(Collection entries)
◆ ◆ ◆ ◆ ◆
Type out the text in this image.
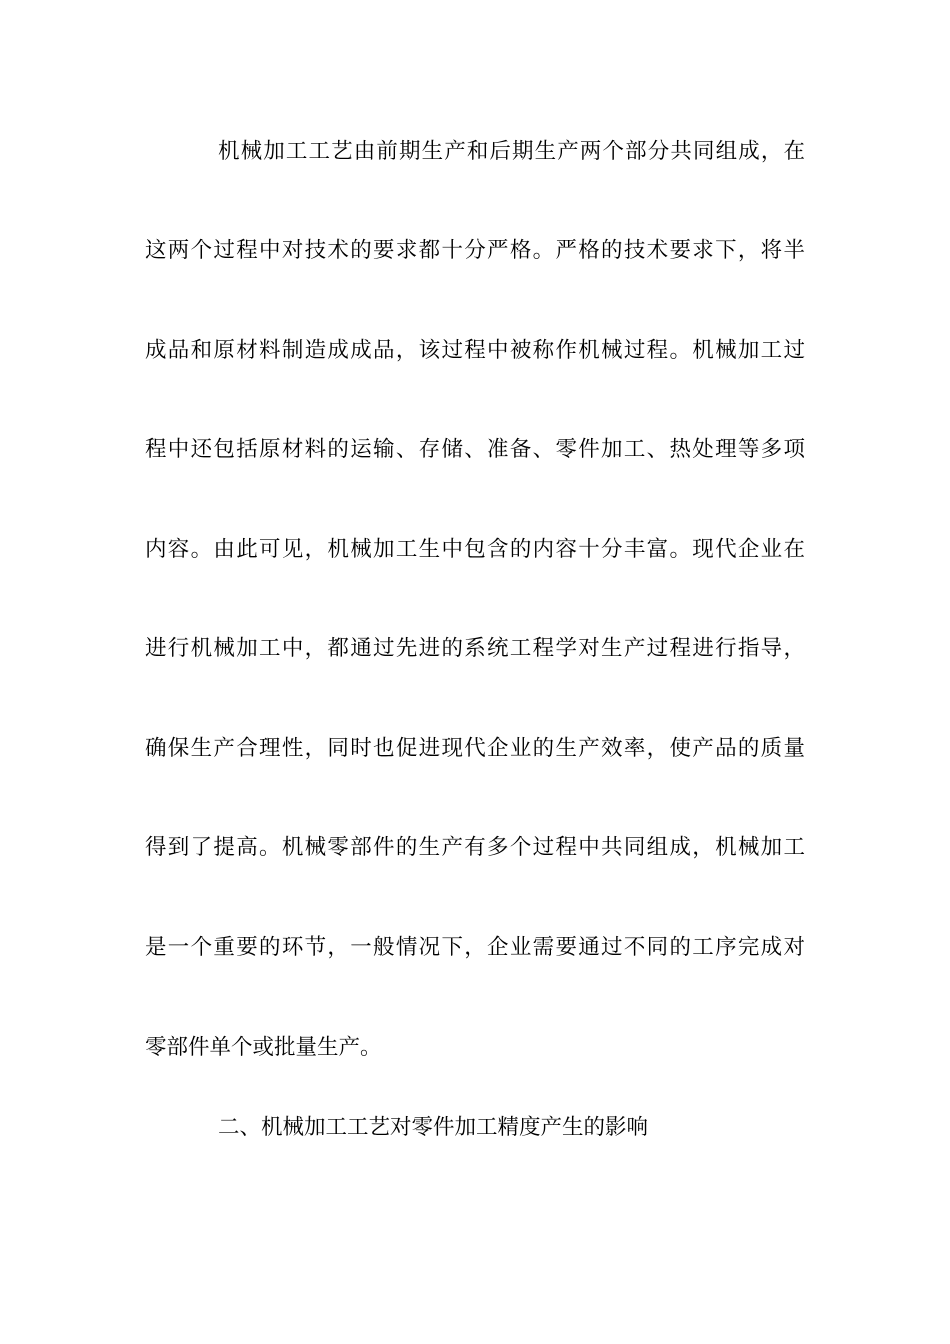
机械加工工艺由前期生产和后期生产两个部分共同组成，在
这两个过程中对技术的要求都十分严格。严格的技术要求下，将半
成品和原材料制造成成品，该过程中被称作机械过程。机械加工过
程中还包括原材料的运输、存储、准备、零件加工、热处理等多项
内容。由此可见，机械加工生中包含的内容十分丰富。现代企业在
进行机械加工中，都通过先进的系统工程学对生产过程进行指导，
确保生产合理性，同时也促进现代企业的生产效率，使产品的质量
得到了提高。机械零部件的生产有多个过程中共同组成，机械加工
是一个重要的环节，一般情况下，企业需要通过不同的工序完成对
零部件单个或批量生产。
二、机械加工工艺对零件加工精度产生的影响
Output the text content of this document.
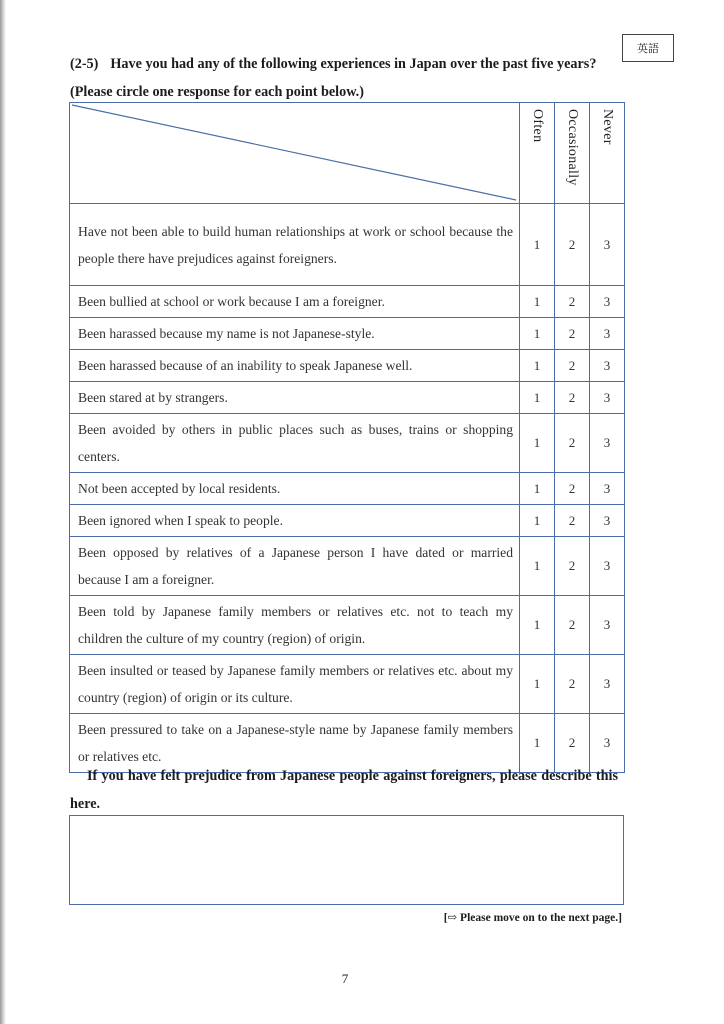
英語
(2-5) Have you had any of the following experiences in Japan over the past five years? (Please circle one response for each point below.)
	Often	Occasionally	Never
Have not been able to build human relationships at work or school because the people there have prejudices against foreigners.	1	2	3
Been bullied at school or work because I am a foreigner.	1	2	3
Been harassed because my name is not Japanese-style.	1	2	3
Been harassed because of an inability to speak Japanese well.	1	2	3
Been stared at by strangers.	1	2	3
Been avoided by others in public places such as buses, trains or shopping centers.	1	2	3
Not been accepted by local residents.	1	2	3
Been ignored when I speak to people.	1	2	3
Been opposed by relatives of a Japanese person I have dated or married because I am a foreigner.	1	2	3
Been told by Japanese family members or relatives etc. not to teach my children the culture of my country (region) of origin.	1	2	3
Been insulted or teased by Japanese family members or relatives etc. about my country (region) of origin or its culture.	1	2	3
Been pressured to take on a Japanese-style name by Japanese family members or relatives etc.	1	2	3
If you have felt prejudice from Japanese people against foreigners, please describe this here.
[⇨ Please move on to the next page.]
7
◆ ◆ ◆ ◆ ◆
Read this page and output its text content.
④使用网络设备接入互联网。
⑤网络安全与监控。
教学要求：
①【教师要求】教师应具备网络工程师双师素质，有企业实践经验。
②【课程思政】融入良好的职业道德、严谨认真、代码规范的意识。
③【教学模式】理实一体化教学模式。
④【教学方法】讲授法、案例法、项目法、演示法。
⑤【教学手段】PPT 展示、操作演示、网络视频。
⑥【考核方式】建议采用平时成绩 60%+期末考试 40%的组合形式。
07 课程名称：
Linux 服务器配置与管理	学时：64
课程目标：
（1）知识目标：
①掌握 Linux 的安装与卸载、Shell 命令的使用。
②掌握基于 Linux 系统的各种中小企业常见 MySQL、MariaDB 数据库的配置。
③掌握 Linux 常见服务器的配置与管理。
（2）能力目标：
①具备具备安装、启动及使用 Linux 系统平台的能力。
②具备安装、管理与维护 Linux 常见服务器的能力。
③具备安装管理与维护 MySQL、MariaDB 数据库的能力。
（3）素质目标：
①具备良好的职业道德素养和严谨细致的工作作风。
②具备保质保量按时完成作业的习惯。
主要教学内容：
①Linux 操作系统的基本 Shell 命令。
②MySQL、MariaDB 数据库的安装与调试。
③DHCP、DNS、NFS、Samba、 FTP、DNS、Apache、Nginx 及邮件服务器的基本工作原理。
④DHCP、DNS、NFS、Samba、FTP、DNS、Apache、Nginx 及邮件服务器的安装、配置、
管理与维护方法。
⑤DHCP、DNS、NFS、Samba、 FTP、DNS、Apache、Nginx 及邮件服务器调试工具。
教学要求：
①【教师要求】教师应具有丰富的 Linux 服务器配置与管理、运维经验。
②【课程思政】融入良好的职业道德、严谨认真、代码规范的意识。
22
◆ ◆ ◆ ◆ ◆
In the entries above, find each line with the word "教师要求" and copy it.

①【教师要求】教师应具备网络工程师双师素质，有企业实践经验。
①【教师要求】教师应具有丰富的 Linux 服务器配置与管理、运维经验。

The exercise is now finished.